### [DATASET ENTRIES]

──────────────────────────────

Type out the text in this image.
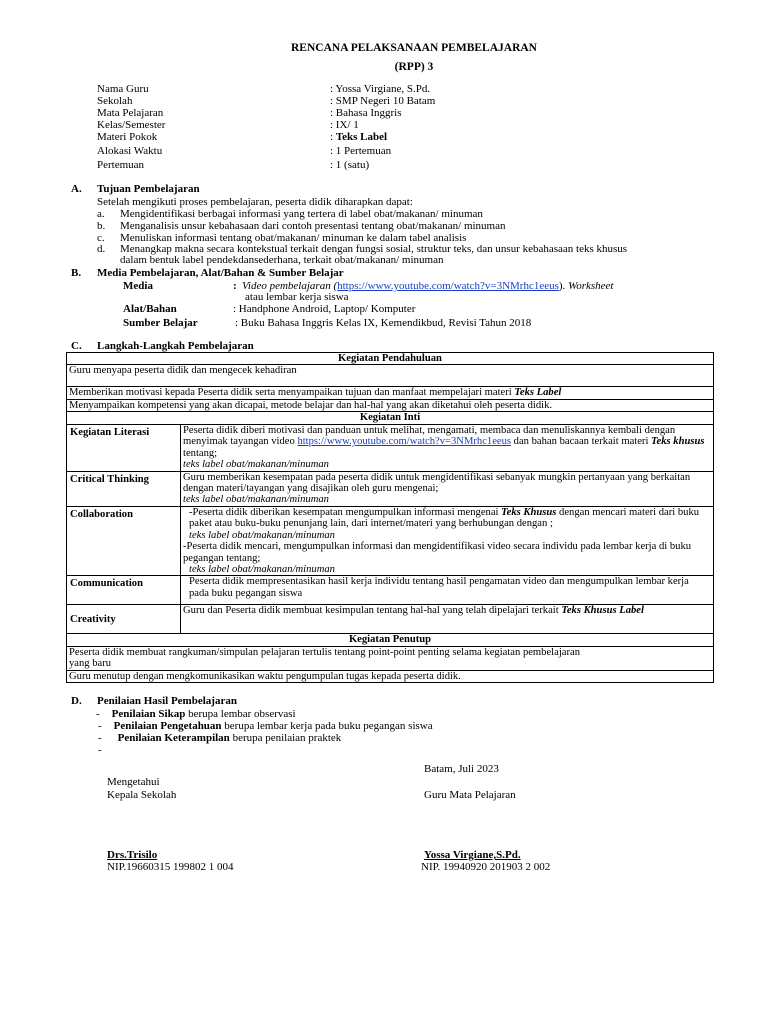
RENCANA PELAKSANAAN PEMBELAJARAN
(RPP) 3
Nama Guru	: Yossa Virgiane, S.Pd.
Sekolah	: SMP Negeri 10 Batam
Mata Pelajaran	: Bahasa Inggris
Kelas/Semester	: IX/ 1
Materi Pokok	: Teks Label
Alokasi Waktu	: 1 Pertemuan
Pertemuan	: 1 (satu)
A. Tujuan Pembelajaran
Setelah mengikuti proses pembelajaran, peserta didik diharapkan dapat:
a. Mengidentifikasi berbagai informasi yang tertera di label obat/makanan/ minuman
b. Menganalisis unsur kebahasaan dari contoh presentasi tentang obat/makanan/ minuman
c. Menuliskan informasi tentang obat/makanan/ minuman ke dalam tabel analisis
d. Menangkap makna secara kontekstual terkait dengan fungsi sosial, struktur teks, dan unsur kebahasaan teks khusus
dalam bentuk label pendekdansederhana, terkait obat/makanan/ minuman
B. Media Pembelajaran, Alat/Bahan & Sumber Belajar
Media	: Video pembelajaran (https://www.youtube.com/watch?v=3NMrhc1eeus). Worksheet
atau lembar kerja siswa
Alat/Bahan	: Handphone Android, Laptop/ Komputer
Sumber Belajar	: Buku Bahasa Inggris Kelas IX, Kemendikbud, Revisi Tahun 2018
C. Langkah-Langkah Pembelajaran
Kegiatan Pendahuluan	
Guru menyapa peserta didik dan mengecek kehadiran	
Memberikan motivasi kepada Peserta didik serta menyampaikan tujuan dan manfaat mempelajari materi Teks Label	
Menyampaikan kompetensi yang akan dicapai, metode belajar dan hal-hal yang akan diketahui oleh peserta didik.	
Kegiatan Inti	
Kegiatan Literasi	Peserta didik diberi motivasi dan panduan untuk melihat, mengamati, membaca dan menuliskannya kembali dengan menyimak tayangan video https://www.youtube.com/watch?v=3NMrhc1eeus dan bahan bacaan terkait materi Teks khusus tentang;
teks label obat/makanan/minuman
Critical Thinking	Guru memberikan kesempatan pada peserta didik untuk mengidentifikasi sebanyak mungkin pertanyaan yang berkaitan dengan materi/tayangan yang disajikan oleh guru mengenai;
teks label obat/makanan/minuman
Collaboration	-Peserta didik diberikan kesempatan mengumpulkan informasi mengenai Teks Khusus dengan mencari materi dari buku paket atau buku-buku penunjang lain, dari internet/materi yang berhubungan dengan ;
teks label obat/makanan/minuman
-Peserta didik mencari, mengumpulkan informasi dan mengidentifikasi video secara individu pada lembar kerja di buku pegangan tentang;
teks label obat/makanan/minuman

Communication	Peserta didik mempresentasikan hasil kerja individu tentang hasil pengamatan video dan mengumpulkan lembar kerja pada buku pegangan siswa
Creativity	Guru dan Peserta didik membuat kesimpulan tentang hal-hal yang telah dipelajari terkait Teks Khusus Label
Kegiatan Penutup	
Peserta didik membuat rangkuman/simpulan pelajaran tertulis tentang point-point penting selama kegiatan pembelajaran yang baru	
Guru menutup dengan mengkomunikasikan waktu pengumpulan tugas kepada peserta didik.	
D. Penilaian Hasil Pembelajaran
- Penilaian Sikap berupa lembar observasi
- Penilaian Pengetahuan berupa lembar kerja pada buku pegangan siswa
- Penilaian Keterampilan berupa penilaian praktek
-
Batam, Juli 2023
Mengetahui
Kepala Sekolah	Guru Mata Pelajaran
Drs.Trisilo
NIP.19660315 199802 1 004
Yossa Virgiane,S.Pd.
NIP. 19940920 201903 2 002
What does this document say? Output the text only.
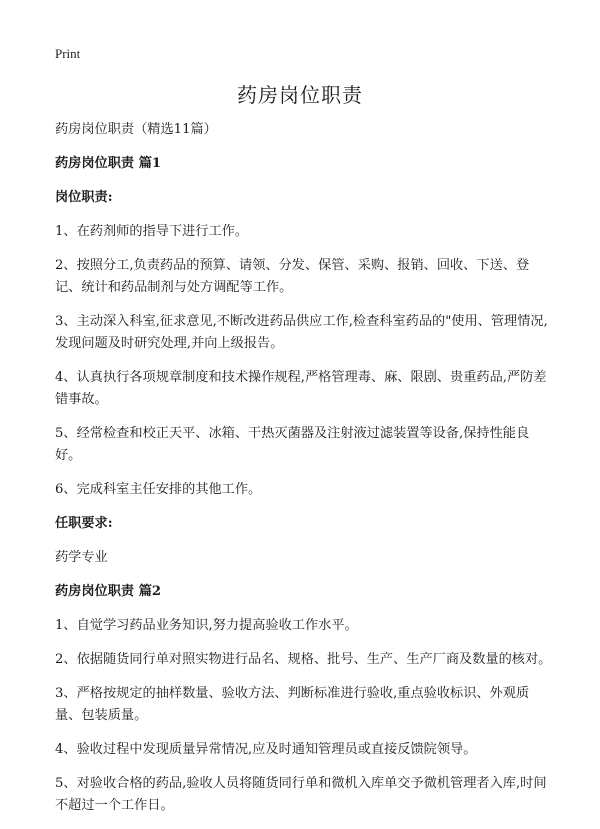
Print
药房岗位职责

药房岗位职责（精选11篇）

药房岗位职责 篇1

岗位职责:

1、在药剂师的指导下进行工作。

2、按照分工,负责药品的预算、请领、分发、保管、采购、报销、回收、下送、登记、统计和药品制剂与处方调配等工作。

3、主动深入科室,征求意见,不断改进药品供应工作,检查科室药品的"使用、管理情况,发现问题及时研究处理,并向上级报告。

4、认真执行各项规章制度和技术操作规程,严格管理毒、麻、限剧、贵重药品,严防差错事故。

5、经常检查和校正天平、冰箱、干热灭菌器及注射液过滤装置等设备,保持性能良好。

6、完成科室主任安排的其他工作。

任职要求:

药学专业

药房岗位职责 篇2

1、自觉学习药品业务知识,努力提高验收工作水平。

2、依据随货同行单对照实物进行品名、规格、批号、生产、生产厂商及数量的核对。

3、严格按规定的抽样数量、验收方法、判断标准进行验收,重点验收标识、外观质量、包装质量。

4、验收过程中发现质量异常情况,应及时通知管理员或直接反馈院领导。

5、对验收合格的药品,验收人员将随货同行单和微机入库单交予微机管理者入库,时间不超过一个工作日。
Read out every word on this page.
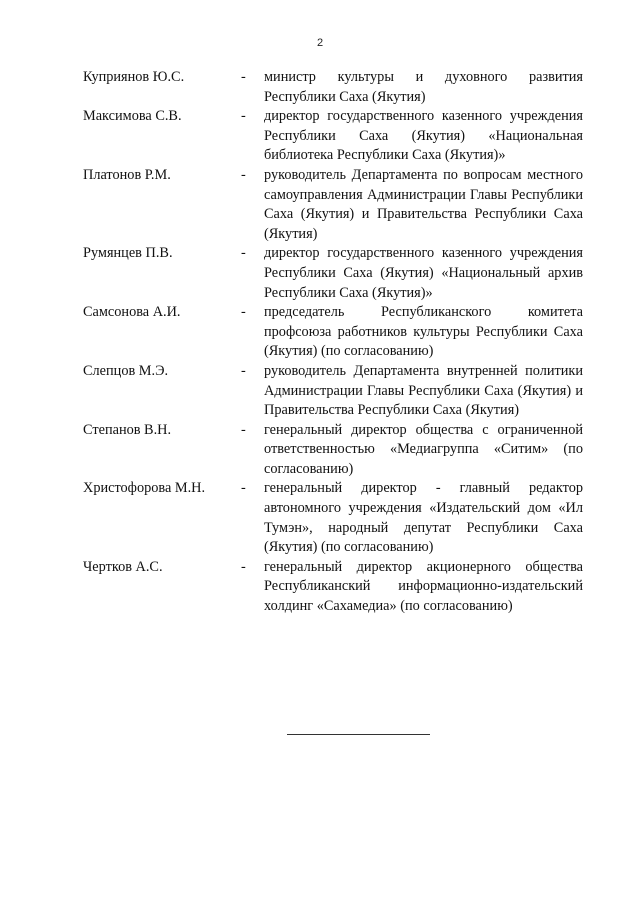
2
Куприянов Ю.С.	-	министр культуры и духовного развития Республики Саха (Якутия)
Максимова С.В.	-	директор государственного казенного учреждения Республики Саха (Якутия) «Национальная библиотека Республики Саха (Якутия)»
Платонов Р.М.	-	руководитель Департамента по вопросам местного самоуправления Администрации Главы Республики Саха (Якутия) и Правительства Республики Саха (Якутия)
Румянцев П.В.	-	директор государственного казенного учреждения Республики Саха (Якутия) «Национальный архив Республики Саха (Якутия)»
Самсонова А.И.	-	председатель Республиканского комитета профсоюза работников культуры Республики Саха (Якутия) (по согласованию)
Слепцов М.Э.	-	руководитель Департамента внутренней политики Администрации Главы Республики Саха (Якутия) и Правительства Республики Саха (Якутия)
Степанов В.Н.	-	генеральный директор общества с ограниченной ответственностью «Медиагруппа «Ситим» (по согласованию)
Христофорова М.Н.	-	генеральный директор - главный редактор автономного учреждения «Издательский дом «Ил Тумэн», народный депутат Республики Саха (Якутия) (по согласованию)
Чертков А.С.	-	генеральный директор акционерного общества Республиканский информационно-издательский холдинг «Сахамедиа» (по согласованию)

──────────────────────────────

### [WHAT YOU WILL DO]
Look through the material above. Copy each line where the word "общества" appears.

### [WRITTEN RESPONSE]
Степанов В.Н.	-	генеральный директор общества с ограниченной ответственностью «Медиагруппа «Ситим» (по согласованию)
Чертков А.С.	-	генеральный директор акционерного общества Республиканский информационно-издательский холдинг «Сахамедиа» (по согласованию)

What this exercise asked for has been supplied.